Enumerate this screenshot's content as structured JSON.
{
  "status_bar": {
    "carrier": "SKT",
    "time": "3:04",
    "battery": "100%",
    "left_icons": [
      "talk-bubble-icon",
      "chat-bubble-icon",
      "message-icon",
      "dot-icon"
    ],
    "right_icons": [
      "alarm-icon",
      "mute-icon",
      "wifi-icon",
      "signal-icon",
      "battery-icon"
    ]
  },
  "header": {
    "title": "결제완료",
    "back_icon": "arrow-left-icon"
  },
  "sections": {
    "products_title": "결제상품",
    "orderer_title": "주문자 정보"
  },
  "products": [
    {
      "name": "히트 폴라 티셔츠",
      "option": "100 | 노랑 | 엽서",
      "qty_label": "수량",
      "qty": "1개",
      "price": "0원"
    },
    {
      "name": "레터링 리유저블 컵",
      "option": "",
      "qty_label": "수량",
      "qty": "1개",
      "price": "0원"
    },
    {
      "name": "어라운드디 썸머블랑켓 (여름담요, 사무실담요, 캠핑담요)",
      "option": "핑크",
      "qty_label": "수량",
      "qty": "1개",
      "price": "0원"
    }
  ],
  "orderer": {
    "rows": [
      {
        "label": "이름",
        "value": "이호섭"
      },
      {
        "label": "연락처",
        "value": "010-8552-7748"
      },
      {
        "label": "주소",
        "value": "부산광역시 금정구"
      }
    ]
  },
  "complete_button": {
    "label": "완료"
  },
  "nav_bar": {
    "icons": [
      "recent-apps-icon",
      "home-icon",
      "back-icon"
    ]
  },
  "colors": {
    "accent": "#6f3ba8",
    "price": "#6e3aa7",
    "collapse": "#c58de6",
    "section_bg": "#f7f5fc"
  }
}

+++++

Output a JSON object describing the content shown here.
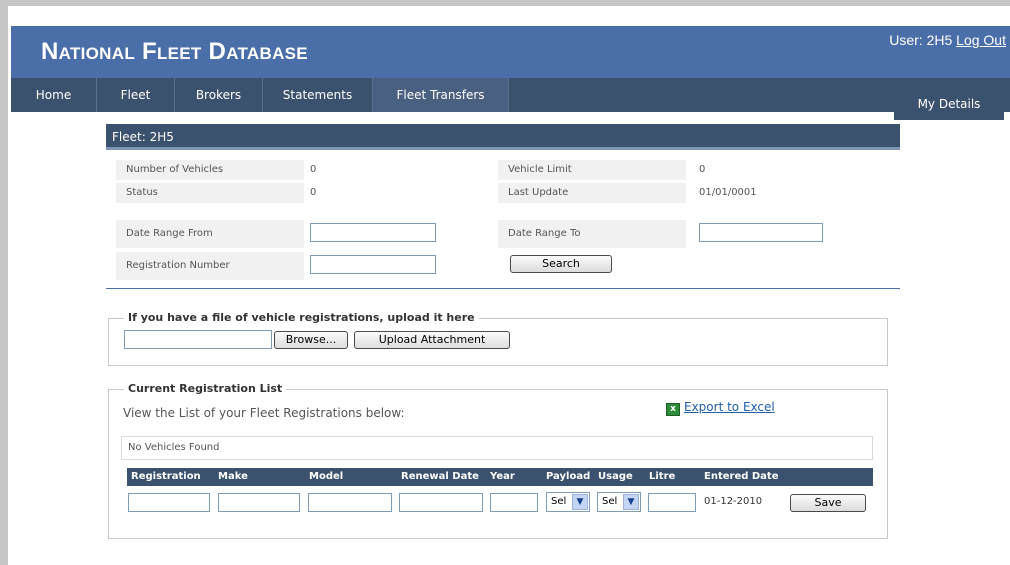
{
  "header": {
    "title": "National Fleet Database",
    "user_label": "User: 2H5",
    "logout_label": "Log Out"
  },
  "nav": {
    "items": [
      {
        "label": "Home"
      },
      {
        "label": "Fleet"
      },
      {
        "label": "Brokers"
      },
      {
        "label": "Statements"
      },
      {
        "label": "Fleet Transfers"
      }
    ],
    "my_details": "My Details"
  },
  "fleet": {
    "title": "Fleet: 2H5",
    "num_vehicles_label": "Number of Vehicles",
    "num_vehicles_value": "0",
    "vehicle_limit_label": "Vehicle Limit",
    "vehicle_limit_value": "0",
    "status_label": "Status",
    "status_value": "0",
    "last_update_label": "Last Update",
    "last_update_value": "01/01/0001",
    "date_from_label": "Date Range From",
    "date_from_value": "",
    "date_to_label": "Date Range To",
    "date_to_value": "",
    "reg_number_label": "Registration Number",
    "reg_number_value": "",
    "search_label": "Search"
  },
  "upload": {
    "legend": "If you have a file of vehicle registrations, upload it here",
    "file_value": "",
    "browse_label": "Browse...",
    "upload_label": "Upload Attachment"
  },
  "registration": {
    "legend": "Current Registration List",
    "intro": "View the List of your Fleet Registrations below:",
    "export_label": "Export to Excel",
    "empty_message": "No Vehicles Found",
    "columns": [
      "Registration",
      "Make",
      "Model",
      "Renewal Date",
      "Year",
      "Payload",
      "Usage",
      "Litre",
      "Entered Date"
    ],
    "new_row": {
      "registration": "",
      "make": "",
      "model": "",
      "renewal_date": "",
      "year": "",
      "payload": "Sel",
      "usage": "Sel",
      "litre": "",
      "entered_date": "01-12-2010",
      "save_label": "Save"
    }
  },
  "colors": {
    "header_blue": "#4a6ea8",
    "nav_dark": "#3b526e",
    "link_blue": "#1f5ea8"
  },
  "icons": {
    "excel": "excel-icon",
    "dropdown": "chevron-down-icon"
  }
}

+++++

## WHAT YOU WILL DO
State, as a number only, how many lines in the entries include "here".

## RESULT OF THE EXERCISE
2